Input for this task
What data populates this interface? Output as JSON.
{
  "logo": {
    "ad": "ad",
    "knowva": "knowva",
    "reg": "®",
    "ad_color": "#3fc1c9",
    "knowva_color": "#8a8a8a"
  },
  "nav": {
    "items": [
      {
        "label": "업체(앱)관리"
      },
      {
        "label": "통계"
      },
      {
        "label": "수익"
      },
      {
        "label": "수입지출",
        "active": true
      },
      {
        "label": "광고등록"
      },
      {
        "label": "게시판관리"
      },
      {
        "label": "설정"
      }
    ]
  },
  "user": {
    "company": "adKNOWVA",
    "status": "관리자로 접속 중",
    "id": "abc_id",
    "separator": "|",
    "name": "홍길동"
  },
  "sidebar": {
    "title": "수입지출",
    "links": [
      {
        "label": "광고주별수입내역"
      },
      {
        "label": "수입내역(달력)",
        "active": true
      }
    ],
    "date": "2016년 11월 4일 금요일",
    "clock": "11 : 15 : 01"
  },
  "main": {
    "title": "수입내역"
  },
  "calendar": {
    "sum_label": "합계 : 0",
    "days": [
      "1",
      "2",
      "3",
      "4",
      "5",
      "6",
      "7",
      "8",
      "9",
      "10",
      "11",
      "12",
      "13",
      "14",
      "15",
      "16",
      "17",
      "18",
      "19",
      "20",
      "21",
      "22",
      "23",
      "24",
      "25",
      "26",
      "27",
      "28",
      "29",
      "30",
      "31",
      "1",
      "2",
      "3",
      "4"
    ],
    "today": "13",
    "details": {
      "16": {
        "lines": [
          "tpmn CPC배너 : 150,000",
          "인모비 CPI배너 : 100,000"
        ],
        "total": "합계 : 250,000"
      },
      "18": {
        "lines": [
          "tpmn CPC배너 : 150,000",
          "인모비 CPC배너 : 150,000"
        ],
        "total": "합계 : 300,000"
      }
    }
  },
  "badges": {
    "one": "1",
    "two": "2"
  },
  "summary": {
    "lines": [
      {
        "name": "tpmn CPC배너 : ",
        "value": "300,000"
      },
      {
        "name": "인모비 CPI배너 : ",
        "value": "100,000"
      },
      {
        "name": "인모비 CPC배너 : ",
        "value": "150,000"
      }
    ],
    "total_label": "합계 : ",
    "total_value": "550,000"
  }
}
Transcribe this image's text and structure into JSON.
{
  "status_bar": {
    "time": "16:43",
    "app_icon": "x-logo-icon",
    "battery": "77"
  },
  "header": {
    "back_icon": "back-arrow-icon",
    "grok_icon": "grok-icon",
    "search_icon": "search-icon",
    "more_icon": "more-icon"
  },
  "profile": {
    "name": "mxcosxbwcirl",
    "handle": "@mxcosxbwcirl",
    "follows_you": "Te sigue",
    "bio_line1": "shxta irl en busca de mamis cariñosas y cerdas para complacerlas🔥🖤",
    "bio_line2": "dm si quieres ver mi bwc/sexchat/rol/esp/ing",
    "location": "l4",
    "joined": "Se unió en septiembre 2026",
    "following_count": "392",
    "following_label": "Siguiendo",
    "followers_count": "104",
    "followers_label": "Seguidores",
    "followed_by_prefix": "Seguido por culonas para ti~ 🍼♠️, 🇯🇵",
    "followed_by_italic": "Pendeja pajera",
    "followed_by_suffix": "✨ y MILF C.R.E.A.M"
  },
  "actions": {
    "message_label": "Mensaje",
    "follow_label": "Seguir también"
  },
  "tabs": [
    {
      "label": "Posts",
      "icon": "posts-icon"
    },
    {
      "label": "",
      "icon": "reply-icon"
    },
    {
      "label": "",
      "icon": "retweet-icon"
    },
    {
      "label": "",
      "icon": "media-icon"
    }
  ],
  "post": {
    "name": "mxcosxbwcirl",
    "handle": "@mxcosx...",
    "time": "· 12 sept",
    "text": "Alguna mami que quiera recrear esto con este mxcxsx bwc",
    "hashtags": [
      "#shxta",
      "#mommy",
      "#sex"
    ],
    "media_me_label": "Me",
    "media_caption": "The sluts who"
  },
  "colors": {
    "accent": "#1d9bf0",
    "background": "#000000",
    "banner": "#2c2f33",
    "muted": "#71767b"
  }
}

What you have to do
Locate the line that contains "Transcribe this image's". Repeat it and every line after it, up to and including the final line, exactly.

Solution
Transcribe this image's text and structure into JSON.
{
  "status_bar": {
    "time": "16:43",
    "app_icon": "x-logo-icon",
    "battery": "77"
  },
  "header": {
    "back_icon": "back-arrow-icon",
    "grok_icon": "grok-icon",
    "search_icon": "search-icon",
    "more_icon": "more-icon"
  },
  "profile": {
    "name": "mxcosxbwcirl",
    "handle": "@mxcosxbwcirl",
    "follows_you": "Te sigue",
    "bio_line1": "shxta irl en busca de mamis cariñosas y cerdas para complacerlas🔥🖤",
    "bio_line2": "dm si quieres ver mi bwc/sexchat/rol/esp/ing",
    "location": "l4",
    "joined": "Se unió en septiembre 2026",
    "following_count": "392",
    "following_label": "Siguiendo",
    "followers_count": "104",
    "followers_label": "Seguidores",
    "followed_by_prefix": "Seguido por culonas para ti~ 🍼♠️, 🇯🇵",
    "followed_by_italic": "Pendeja pajera",
    "followed_by_suffix": "✨ y MILF C.R.E.A.M"
  },
  "actions": {
    "message_label": "Mensaje",
    "follow_label": "Seguir también"
  },
  "tabs": [
    {
      "label": "Posts",
      "icon": "posts-icon"
    },
    {
      "label": "",
      "icon": "reply-icon"
    },
    {
      "label": "",
      "icon": "retweet-icon"
    },
    {
      "label": "",
      "icon": "media-icon"
    }
  ],
  "post": {
    "name": "mxcosxbwcirl",
    "handle": "@mxcosx...",
    "time": "· 12 sept",
    "text": "Alguna mami que quiera recrear esto con este mxcxsx bwc",
    "hashtags": [
      "#shxta",
      "#mommy",
      "#sex"
    ],
    "media_me_label": "Me",
    "media_caption": "The sluts who"
  },
  "colors": {
    "accent": "#1d9bf0",
    "background": "#000000",
    "banner": "#2c2f33",
    "muted": "#71767b"
  }
}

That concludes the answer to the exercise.